» What is asked
Print all the records exactly, please.

──────────────────────────────

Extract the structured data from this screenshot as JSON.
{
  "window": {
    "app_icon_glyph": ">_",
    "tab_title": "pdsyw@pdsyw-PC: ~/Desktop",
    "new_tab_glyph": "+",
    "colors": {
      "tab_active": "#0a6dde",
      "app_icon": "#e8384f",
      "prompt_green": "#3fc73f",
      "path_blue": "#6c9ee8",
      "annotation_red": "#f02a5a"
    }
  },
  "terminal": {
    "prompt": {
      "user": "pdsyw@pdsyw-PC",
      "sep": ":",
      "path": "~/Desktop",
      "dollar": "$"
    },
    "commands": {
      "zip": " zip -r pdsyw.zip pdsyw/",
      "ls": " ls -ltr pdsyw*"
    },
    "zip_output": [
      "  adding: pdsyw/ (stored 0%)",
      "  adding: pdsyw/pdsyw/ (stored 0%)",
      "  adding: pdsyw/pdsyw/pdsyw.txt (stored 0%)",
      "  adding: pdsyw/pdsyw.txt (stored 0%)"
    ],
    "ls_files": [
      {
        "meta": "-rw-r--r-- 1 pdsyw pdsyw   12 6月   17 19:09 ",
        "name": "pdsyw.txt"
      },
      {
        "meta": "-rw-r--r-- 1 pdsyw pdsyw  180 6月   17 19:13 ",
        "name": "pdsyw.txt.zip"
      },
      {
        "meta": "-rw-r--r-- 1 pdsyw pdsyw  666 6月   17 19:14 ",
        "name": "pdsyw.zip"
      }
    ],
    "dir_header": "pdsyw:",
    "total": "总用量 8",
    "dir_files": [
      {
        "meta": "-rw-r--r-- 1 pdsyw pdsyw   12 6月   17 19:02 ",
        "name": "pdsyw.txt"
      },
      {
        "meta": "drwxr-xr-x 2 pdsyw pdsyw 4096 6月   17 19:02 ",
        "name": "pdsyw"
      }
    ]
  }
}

──────────────────────────────

» Task result
Extract the structured data from this screenshot as JSON.
{
  "window": {
    "app_icon_glyph": ">_",
    "tab_title": "pdsyw@pdsyw-PC: ~/Desktop",
    "new_tab_glyph": "+",
    "colors": {
      "tab_active": "#0a6dde",
      "app_icon": "#e8384f",
      "prompt_green": "#3fc73f",
      "path_blue": "#6c9ee8",
      "annotation_red": "#f02a5a"
    }
  },
  "terminal": {
    "prompt": {
      "user": "pdsyw@pdsyw-PC",
      "sep": ":",
      "path": "~/Desktop",
      "dollar": "$"
    },
    "commands": {
      "zip": " zip -r pdsyw.zip pdsyw/",
      "ls": " ls -ltr pdsyw*"
    },
    "zip_output": [
      "  adding: pdsyw/ (stored 0%)",
      "  adding: pdsyw/pdsyw/ (stored 0%)",
      "  adding: pdsyw/pdsyw/pdsyw.txt (stored 0%)",
      "  adding: pdsyw/pdsyw.txt (stored 0%)"
    ],
    "ls_files": [
      {
        "meta": "-rw-r--r-- 1 pdsyw pdsyw   12 6月   17 19:09 ",
        "name": "pdsyw.txt"
      },
      {
        "meta": "-rw-r--r-- 1 pdsyw pdsyw  180 6月   17 19:13 ",
        "name": "pdsyw.txt.zip"
      },
      {
        "meta": "-rw-r--r-- 1 pdsyw pdsyw  666 6月   17 19:14 ",
        "name": "pdsyw.zip"
      }
    ],
    "dir_header": "pdsyw:",
    "total": "总用量 8",
    "dir_files": [
      {
        "meta": "-rw-r--r-- 1 pdsyw pdsyw   12 6月   17 19:02 ",
        "name": "pdsyw.txt"
      },
      {
        "meta": "drwxr-xr-x 2 pdsyw pdsyw 4096 6月   17 19:02 ",
        "name": "pdsyw"
      }
    ]
  }
}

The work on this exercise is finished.